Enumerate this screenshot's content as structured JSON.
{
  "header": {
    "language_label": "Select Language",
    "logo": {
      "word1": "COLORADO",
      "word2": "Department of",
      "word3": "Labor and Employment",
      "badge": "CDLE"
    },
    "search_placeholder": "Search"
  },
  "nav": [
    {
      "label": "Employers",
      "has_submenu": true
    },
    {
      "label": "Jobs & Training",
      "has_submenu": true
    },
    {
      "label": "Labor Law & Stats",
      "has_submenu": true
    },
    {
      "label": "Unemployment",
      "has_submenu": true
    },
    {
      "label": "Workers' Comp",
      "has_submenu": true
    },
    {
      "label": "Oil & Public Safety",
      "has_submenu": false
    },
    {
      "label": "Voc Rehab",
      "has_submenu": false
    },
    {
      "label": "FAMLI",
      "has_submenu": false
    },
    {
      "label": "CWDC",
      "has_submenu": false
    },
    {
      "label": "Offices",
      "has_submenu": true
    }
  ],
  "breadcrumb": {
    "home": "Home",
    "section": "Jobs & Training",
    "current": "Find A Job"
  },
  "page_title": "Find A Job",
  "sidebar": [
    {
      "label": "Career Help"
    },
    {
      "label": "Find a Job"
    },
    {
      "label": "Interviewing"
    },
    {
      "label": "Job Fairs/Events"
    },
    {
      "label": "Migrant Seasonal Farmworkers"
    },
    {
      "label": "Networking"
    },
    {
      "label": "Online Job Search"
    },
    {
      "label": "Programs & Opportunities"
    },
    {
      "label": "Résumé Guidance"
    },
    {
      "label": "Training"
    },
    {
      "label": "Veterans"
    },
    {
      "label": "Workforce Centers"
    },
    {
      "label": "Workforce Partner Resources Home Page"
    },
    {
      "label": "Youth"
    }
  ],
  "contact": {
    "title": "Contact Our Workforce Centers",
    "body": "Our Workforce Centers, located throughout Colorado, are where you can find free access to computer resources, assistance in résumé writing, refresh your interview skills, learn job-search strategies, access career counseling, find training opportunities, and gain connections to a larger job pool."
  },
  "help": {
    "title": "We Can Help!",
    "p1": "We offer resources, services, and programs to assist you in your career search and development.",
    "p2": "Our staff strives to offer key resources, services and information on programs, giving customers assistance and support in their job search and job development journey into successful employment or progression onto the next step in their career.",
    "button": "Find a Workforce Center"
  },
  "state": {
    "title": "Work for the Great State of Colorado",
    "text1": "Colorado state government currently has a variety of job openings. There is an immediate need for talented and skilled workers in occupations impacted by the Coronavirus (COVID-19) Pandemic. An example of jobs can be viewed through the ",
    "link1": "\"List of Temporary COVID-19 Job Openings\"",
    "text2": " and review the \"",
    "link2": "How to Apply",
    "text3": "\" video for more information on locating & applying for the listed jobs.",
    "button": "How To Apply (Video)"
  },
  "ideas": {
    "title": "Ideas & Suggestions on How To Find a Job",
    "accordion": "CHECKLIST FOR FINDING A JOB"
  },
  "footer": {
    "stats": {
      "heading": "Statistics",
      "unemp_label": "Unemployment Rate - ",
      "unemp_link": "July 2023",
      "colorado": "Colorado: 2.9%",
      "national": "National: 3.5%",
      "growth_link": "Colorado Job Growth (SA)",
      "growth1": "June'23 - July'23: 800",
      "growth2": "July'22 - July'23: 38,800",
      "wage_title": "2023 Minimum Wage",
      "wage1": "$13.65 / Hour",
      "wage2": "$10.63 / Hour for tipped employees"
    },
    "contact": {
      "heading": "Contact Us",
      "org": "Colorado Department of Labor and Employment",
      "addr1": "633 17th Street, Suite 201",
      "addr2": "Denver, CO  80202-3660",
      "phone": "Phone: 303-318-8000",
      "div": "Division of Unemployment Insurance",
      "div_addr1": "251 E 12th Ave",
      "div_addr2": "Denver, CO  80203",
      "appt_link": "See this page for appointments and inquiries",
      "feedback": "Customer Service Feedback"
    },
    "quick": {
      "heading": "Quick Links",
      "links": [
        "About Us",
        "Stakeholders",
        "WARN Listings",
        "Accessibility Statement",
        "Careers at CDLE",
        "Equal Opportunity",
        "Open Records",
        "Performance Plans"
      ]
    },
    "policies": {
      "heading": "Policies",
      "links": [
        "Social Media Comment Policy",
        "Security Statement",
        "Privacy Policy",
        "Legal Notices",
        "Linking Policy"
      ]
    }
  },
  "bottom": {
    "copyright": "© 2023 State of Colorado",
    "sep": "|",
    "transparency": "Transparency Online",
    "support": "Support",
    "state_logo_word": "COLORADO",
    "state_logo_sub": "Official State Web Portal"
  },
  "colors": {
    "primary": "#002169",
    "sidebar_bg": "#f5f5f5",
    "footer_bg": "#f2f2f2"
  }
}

++++

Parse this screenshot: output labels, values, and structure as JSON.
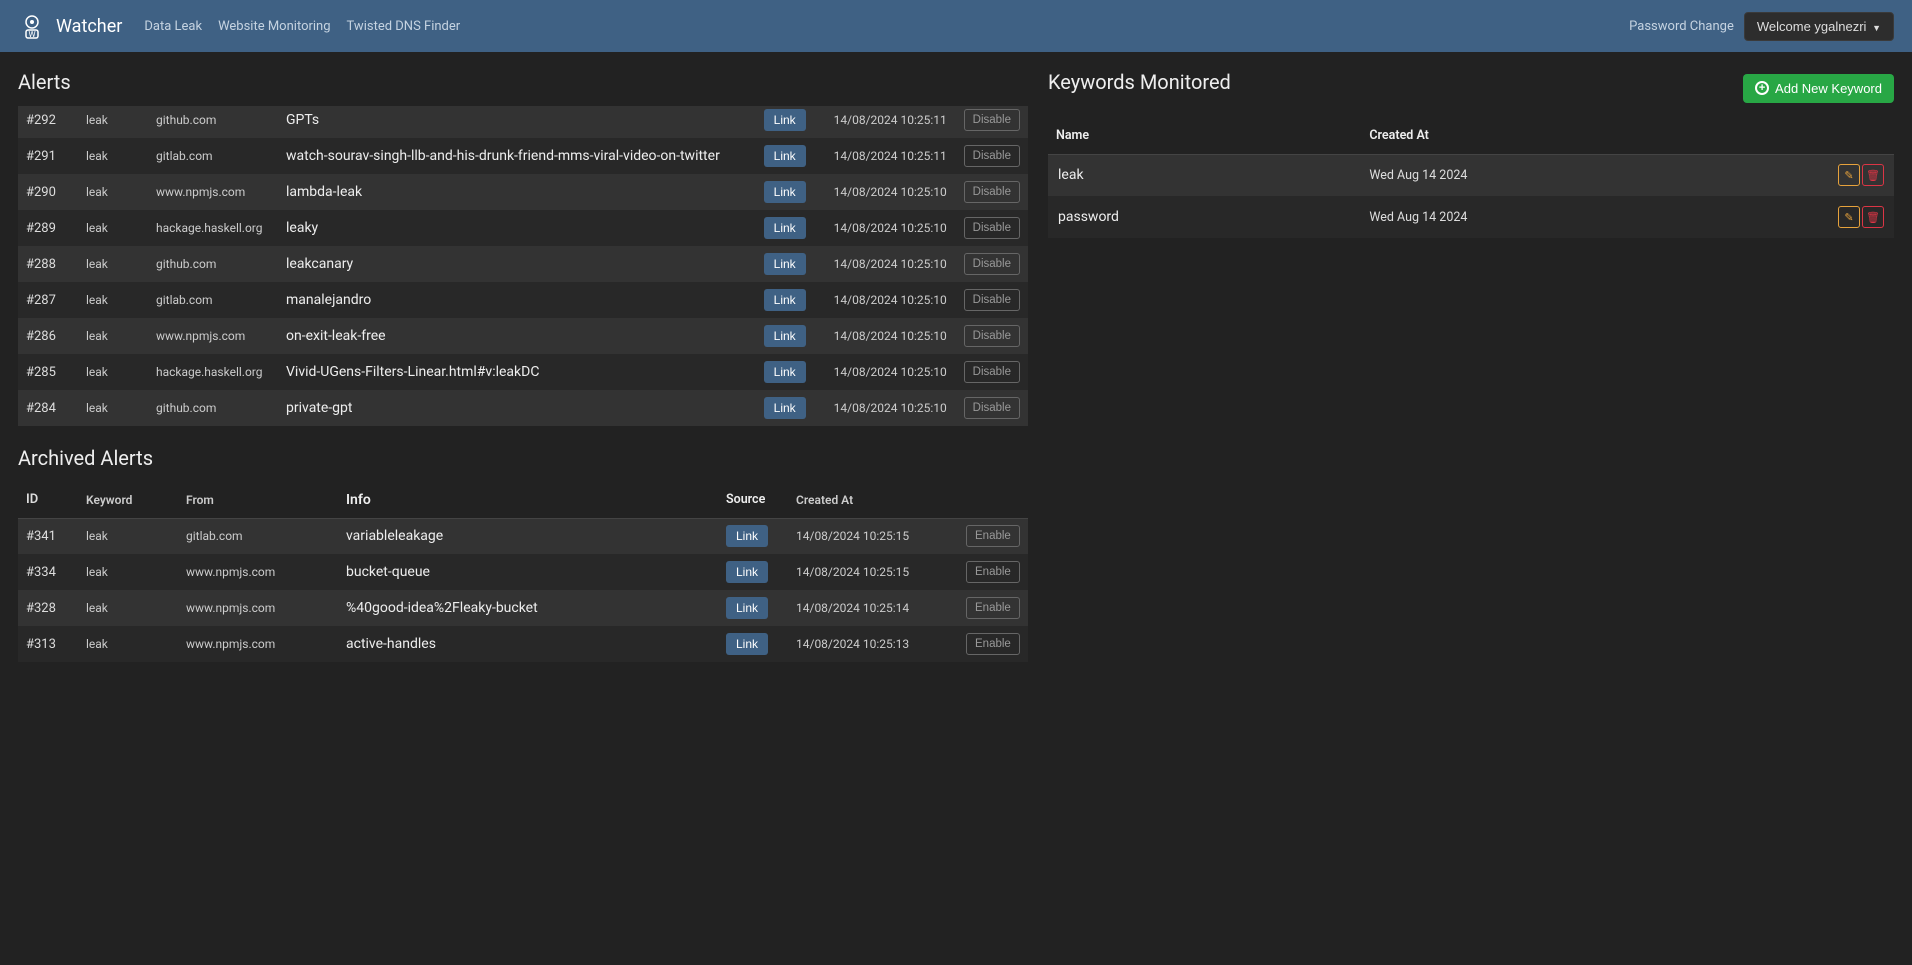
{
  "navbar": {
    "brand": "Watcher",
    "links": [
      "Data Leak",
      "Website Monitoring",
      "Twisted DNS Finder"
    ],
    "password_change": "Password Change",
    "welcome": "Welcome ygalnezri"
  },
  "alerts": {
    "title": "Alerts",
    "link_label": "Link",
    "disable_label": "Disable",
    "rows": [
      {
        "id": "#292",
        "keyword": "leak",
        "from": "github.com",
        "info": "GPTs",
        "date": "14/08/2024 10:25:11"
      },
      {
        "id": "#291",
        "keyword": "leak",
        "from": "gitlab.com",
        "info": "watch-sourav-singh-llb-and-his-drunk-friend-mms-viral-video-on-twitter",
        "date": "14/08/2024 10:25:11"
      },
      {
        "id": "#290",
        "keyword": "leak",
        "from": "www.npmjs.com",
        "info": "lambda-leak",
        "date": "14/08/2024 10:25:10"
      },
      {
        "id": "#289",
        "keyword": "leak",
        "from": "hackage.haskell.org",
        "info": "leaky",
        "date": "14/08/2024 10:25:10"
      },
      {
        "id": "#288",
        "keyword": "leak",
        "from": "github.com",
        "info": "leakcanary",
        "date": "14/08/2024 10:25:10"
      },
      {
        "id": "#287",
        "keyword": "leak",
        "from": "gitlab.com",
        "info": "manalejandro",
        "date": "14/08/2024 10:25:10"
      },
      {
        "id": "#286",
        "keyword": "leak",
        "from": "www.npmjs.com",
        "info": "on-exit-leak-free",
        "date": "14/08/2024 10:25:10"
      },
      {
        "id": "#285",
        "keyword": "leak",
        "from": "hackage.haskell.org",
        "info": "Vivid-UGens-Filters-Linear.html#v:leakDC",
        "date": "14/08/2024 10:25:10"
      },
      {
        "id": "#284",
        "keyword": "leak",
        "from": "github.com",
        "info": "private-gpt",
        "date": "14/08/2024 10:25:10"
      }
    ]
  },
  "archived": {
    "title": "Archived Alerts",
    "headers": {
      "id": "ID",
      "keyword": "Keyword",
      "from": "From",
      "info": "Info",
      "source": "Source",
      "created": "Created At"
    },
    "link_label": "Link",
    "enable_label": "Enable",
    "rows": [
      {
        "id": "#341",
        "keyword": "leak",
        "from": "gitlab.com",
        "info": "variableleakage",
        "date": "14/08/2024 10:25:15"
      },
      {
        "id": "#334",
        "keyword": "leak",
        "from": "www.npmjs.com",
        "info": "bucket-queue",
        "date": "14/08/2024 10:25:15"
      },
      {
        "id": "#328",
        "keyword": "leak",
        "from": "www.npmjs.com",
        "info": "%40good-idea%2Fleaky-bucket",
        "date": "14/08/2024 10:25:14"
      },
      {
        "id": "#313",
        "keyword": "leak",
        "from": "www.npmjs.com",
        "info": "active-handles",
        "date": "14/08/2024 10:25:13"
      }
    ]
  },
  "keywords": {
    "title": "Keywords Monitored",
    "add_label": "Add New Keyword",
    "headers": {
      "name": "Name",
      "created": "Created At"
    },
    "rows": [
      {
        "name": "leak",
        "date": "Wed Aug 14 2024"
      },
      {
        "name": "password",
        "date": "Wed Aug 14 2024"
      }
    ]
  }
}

++++

■ Action item: Within the listing, how many lines hold the word "Home"? Only the number is to be given.

■ Exercise result: 2